Tally all lines containing the word "difference". Give the number alone.

## Data records:
++++
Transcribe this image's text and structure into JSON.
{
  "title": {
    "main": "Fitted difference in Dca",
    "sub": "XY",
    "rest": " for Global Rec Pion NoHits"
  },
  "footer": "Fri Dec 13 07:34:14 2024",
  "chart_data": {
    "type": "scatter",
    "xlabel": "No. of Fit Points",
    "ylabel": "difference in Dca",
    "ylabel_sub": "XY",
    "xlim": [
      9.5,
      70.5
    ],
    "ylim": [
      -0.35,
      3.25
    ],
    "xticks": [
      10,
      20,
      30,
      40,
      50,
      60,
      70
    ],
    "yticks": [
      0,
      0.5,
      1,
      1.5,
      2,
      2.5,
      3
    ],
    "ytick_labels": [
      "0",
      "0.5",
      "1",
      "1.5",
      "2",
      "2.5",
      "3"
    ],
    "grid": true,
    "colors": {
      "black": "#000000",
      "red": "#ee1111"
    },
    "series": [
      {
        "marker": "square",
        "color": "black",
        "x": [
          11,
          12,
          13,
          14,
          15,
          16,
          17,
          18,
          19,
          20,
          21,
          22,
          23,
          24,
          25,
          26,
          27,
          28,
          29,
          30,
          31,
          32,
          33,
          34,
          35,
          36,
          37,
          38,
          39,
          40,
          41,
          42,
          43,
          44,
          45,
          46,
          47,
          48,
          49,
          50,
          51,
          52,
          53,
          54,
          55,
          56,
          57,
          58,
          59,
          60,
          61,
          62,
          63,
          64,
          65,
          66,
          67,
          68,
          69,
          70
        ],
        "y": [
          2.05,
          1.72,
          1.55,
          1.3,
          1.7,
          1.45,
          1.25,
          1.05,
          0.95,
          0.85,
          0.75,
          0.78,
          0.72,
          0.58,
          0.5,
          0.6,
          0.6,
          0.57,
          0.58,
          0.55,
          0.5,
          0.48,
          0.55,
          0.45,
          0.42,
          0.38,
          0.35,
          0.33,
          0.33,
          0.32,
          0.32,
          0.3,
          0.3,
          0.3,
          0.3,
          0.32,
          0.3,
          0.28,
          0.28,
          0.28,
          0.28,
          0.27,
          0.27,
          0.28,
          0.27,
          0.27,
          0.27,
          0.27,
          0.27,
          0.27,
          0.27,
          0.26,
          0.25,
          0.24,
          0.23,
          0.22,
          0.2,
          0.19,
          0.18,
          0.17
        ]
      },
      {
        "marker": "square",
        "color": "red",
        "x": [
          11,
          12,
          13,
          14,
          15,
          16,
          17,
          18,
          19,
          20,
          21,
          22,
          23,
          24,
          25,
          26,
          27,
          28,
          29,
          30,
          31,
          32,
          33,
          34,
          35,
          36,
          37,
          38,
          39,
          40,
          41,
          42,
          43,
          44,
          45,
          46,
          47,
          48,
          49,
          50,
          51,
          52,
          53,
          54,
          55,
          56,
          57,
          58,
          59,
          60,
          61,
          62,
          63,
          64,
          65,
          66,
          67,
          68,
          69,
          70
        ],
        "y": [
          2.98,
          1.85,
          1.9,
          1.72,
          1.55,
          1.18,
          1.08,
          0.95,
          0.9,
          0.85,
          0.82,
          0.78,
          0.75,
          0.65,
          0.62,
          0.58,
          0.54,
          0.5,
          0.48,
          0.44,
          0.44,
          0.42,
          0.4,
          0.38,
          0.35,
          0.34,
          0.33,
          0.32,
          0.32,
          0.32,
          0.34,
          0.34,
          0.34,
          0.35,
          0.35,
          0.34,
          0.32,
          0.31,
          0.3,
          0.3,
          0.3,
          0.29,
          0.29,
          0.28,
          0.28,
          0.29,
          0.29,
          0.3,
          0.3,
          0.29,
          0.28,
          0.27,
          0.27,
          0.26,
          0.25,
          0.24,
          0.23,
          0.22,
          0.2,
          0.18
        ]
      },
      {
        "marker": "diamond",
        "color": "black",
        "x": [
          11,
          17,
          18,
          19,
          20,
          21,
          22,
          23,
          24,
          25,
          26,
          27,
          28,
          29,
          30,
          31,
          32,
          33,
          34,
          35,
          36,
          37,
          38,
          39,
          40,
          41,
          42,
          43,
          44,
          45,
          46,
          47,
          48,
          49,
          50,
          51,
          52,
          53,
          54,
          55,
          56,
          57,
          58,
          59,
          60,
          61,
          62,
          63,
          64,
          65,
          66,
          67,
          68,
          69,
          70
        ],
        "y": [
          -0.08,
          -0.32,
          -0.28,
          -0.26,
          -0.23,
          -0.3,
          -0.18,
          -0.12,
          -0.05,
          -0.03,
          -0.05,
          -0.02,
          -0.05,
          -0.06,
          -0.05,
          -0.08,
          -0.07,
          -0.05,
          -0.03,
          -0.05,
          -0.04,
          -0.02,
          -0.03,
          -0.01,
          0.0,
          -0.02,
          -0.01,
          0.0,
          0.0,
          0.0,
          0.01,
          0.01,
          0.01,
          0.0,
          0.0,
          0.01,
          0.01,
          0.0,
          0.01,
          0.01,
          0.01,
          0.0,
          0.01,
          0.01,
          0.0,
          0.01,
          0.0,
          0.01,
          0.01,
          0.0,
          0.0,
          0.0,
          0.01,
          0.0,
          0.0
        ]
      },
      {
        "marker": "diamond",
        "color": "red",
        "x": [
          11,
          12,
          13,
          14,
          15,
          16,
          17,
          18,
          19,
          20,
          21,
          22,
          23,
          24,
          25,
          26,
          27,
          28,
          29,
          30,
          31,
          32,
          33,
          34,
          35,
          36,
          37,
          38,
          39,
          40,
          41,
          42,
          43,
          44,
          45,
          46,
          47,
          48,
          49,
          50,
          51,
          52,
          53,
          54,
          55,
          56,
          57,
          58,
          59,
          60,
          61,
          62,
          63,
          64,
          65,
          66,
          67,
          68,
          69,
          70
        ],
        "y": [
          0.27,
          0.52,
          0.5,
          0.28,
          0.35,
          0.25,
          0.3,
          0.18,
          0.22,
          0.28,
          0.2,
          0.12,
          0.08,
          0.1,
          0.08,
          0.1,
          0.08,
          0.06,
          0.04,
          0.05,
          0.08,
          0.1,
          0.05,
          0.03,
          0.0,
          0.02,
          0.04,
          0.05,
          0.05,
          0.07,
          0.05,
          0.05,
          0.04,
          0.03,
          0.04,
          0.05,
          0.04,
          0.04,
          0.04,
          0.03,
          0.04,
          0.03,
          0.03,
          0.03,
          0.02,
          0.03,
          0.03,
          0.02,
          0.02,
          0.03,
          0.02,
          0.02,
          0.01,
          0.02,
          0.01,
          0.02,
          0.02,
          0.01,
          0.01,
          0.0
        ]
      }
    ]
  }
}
++++
## Solution to the problem:
2